**WHAT YOU SHOULD DO**:
Answer these questions using the blog post on Cambodia below.
1. What school building was turned into Security Prison S-21?
2. How far outside the city were the killing fields?
3. How many prisoners would the evening transport collect?

**EXCERPT PROVIDED**:
========================================

Guest Blogger Geoff Moore: Cambodia, Pol Pot and ‘Dark Tourism’

Travelling to Cambodia with its amazing 11th century temple complexes of Angkor Wat its pretty well impossible not to take into account too the horrors of the 1970’s and its ‘Year Zero’ political dogma introduced by it’s ruthless leader Pol Pot.

Therefore its hard not to want to visit the Tuol Sleng Genocide Museum in its capital Phomn Penh once called Security Prison S-21. There are arguments that this is purely ‘Dark Tourism’ or a desire to visit places of this nature like Auschwitz for example. Seeing and experiences such places to me makes a world of difference, to be in a tiny rough built cell, the medieval leg irons, a toilet box is not gloating its understanding. You can put yourself in that position and perhaps only partly imagine what millions went through, yes I had read about it but being there tells a whole different story one I will never forget!

I had no qualms about my visit from a moral point of view if anything it enhanced my understanding of how one person with a twisted ideology can wreak so much human misery.

If you did not agree in the slightest way with the brutal Maoist communist philosophy or were a lawyer, teacher or even from the cities the chances are its leader Pol Pot a former teacher himself would have you put in S-21 or other similar prisons.

The former Tuol Svay Prey High School a place of education was turned euphemistically into a ‘re-education’ centre or Cambodia’s most notorious torture chamber. There was no education here, it was a conveyer belt of pure torture.  The people who did not die as a direct action of its highly indoctrinated prison staff then they were taken to the infamous killing fields 15 kilometres outside of the city, it was very much one way only, very few lived to tell what had a happened there.

The evening transport would show up collect anywhere between 6 to 30 prisoners and then off the city limits where they would double check the names of those ‘must smashed’ prisoners that was desired by Pol Pot and they literally were smashed to death with clubs, tools, cart axles or stabbed and killed in anyway to save the cost of bullets.

========================================

**DATA EXTRACT**:
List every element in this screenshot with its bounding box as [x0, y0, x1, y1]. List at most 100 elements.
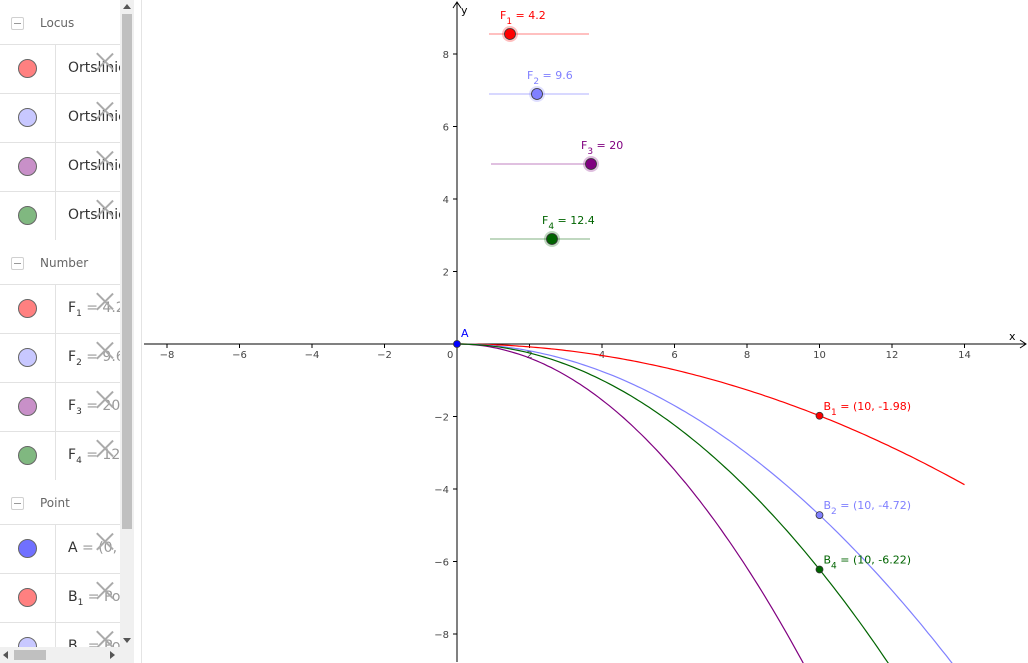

========================================

**RESULT OF THE TASK**:
1. The former Tuol Svay Prey High School.
2. 15 kilometers.
3. Anywhere between 6 and 30.